THE EXERCISE -
Keep the pictures out and restate every record exactly.

* start *

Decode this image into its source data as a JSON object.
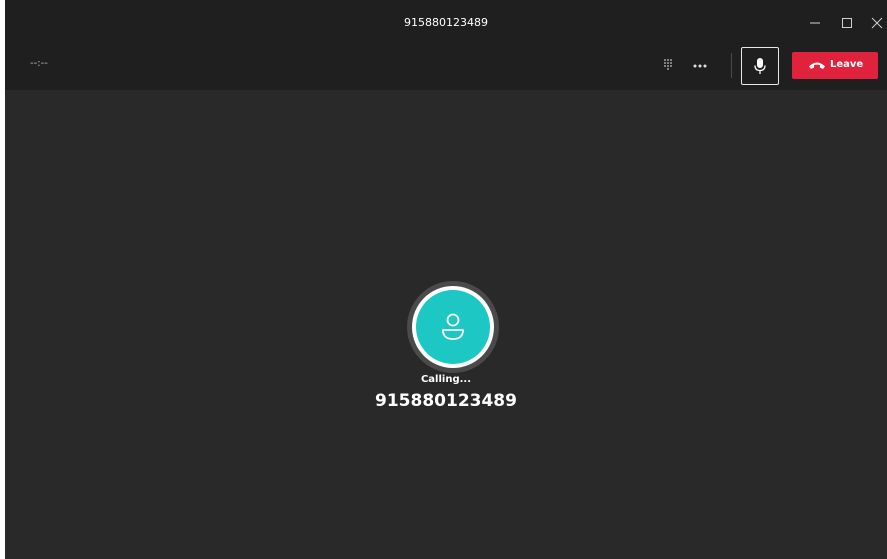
{
  "window": {
    "title": "915880123489"
  },
  "toolbar": {
    "timer": "--:--",
    "leave_label": "Leave",
    "icons": {
      "dialpad": "dialpad-icon",
      "more": "more-options-icon",
      "mic": "microphone-icon",
      "hangup": "hang-up-icon"
    }
  },
  "call": {
    "status": "Calling...",
    "number": "915880123489"
  },
  "colors": {
    "background": "#292929",
    "titlebar": "#1f1f1f",
    "leave_button": "#e0223d",
    "avatar": "#1cc7c4",
    "text": "#ffffff"
  }
}
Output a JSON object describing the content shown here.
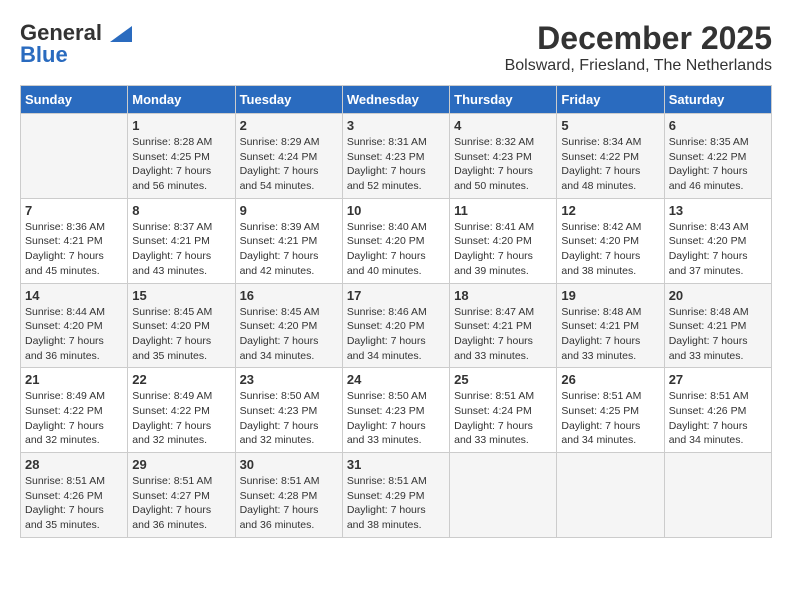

* end *

RESULT OF THE TASK -
Decode this image into its source data as a JSON object.
{
  "window": {
    "title": "915880123489"
  },
  "toolbar": {
    "timer": "--:--",
    "leave_label": "Leave",
    "icons": {
      "dialpad": "dialpad-icon",
      "more": "more-options-icon",
      "mic": "microphone-icon",
      "hangup": "hang-up-icon"
    }
  },
  "call": {
    "status": "Calling...",
    "number": "915880123489"
  },
  "colors": {
    "background": "#292929",
    "titlebar": "#1f1f1f",
    "leave_button": "#e0223d",
    "avatar": "#1cc7c4",
    "text": "#ffffff"
  }
}
Output a JSON object describing the content shown here.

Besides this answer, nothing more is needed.